— EXERCISE DETAILS —
Restate the records in their entirety, word for word.
>> start PROVIDED DATA
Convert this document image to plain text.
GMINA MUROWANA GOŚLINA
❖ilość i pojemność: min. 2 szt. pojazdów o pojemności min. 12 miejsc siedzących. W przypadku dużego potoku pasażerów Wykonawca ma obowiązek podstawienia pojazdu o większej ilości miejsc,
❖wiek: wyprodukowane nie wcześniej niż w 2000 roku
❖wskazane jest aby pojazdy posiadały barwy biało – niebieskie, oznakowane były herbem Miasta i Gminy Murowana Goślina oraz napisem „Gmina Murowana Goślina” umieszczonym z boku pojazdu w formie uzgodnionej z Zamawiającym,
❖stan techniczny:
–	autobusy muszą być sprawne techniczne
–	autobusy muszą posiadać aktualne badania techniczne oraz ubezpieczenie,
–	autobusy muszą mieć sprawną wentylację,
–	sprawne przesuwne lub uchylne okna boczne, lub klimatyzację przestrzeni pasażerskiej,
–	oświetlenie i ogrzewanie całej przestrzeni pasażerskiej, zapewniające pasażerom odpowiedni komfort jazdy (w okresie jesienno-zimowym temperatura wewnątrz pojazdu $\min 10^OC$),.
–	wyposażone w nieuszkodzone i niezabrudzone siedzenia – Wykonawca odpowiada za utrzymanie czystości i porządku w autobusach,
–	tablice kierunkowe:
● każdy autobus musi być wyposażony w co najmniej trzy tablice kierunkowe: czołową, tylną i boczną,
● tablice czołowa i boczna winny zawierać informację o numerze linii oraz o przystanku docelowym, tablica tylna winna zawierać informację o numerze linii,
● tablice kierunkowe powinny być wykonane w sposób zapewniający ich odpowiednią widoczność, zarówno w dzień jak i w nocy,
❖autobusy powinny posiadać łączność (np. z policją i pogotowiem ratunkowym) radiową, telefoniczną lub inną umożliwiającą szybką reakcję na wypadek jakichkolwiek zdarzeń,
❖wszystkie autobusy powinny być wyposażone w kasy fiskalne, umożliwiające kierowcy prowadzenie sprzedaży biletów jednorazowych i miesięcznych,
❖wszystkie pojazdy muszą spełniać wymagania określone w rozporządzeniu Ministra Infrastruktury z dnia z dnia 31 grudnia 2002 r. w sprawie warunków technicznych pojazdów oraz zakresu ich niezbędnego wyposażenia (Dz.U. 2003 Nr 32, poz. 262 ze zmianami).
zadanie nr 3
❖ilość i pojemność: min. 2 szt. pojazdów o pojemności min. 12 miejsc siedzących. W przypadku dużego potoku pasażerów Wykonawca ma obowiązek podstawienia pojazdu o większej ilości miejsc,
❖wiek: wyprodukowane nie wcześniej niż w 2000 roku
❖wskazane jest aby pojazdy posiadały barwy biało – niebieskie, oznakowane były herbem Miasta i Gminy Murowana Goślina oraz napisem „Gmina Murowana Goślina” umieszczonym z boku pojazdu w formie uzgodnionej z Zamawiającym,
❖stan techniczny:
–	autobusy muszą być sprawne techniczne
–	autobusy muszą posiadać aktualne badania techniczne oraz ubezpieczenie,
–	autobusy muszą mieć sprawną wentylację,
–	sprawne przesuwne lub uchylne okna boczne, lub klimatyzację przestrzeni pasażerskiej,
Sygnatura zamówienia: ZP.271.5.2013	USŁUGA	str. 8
>> end PROVIDED DATA
— ANSWER TO THE TASK —
Convert this document image to plain text.
GMINA MUROWANA GOŚLINA
❖ilość i pojemność: min. 2 szt. pojazdów o pojemności min. 12 miejsc siedzących. W przypadku dużego potoku pasażerów Wykonawca ma obowiązek podstawienia pojazdu o większej ilości miejsc,
❖wiek: wyprodukowane nie wcześniej niż w 2000 roku
❖wskazane jest aby pojazdy posiadały barwy biało – niebieskie, oznakowane były herbem Miasta i Gminy Murowana Goślina oraz napisem „Gmina Murowana Goślina” umieszczonym z boku pojazdu w formie uzgodnionej z Zamawiającym,
❖stan techniczny:
–	autobusy muszą być sprawne techniczne
–	autobusy muszą posiadać aktualne badania techniczne oraz ubezpieczenie,
–	autobusy muszą mieć sprawną wentylację,
–	sprawne przesuwne lub uchylne okna boczne, lub klimatyzację przestrzeni pasażerskiej,
–	oświetlenie i ogrzewanie całej przestrzeni pasażerskiej, zapewniające pasażerom odpowiedni komfort jazdy (w okresie jesienno-zimowym temperatura wewnątrz pojazdu $\min 10^OC$),.
–	wyposażone w nieuszkodzone i niezabrudzone siedzenia – Wykonawca odpowiada za utrzymanie czystości i porządku w autobusach,
–	tablice kierunkowe:
● każdy autobus musi być wyposażony w co najmniej trzy tablice kierunkowe: czołową, tylną i boczną,
● tablice czołowa i boczna winny zawierać informację o numerze linii oraz o przystanku docelowym, tablica tylna winna zawierać informację o numerze linii,
● tablice kierunkowe powinny być wykonane w sposób zapewniający ich odpowiednią widoczność, zarówno w dzień jak i w nocy,
❖autobusy powinny posiadać łączność (np. z policją i pogotowiem ratunkowym) radiową, telefoniczną lub inną umożliwiającą szybką reakcję na wypadek jakichkolwiek zdarzeń,
❖wszystkie autobusy powinny być wyposażone w kasy fiskalne, umożliwiające kierowcy prowadzenie sprzedaży biletów jednorazowych i miesięcznych,
❖wszystkie pojazdy muszą spełniać wymagania określone w rozporządzeniu Ministra Infrastruktury z dnia z dnia 31 grudnia 2002 r. w sprawie warunków technicznych pojazdów oraz zakresu ich niezbędnego wyposażenia (Dz.U. 2003 Nr 32, poz. 262 ze zmianami).
zadanie nr 3
❖ilość i pojemność: min. 2 szt. pojazdów o pojemności min. 12 miejsc siedzących. W przypadku dużego potoku pasażerów Wykonawca ma obowiązek podstawienia pojazdu o większej ilości miejsc,
❖wiek: wyprodukowane nie wcześniej niż w 2000 roku
❖wskazane jest aby pojazdy posiadały barwy biało – niebieskie, oznakowane były herbem Miasta i Gminy Murowana Goślina oraz napisem „Gmina Murowana Goślina” umieszczonym z boku pojazdu w formie uzgodnionej z Zamawiającym,
❖stan techniczny:
–	autobusy muszą być sprawne techniczne
–	autobusy muszą posiadać aktualne badania techniczne oraz ubezpieczenie,
–	autobusy muszą mieć sprawną wentylację,
–	sprawne przesuwne lub uchylne okna boczne, lub klimatyzację przestrzeni pasażerskiej,
Sygnatura zamówienia: ZP.271.5.2013	USŁUGA	str. 8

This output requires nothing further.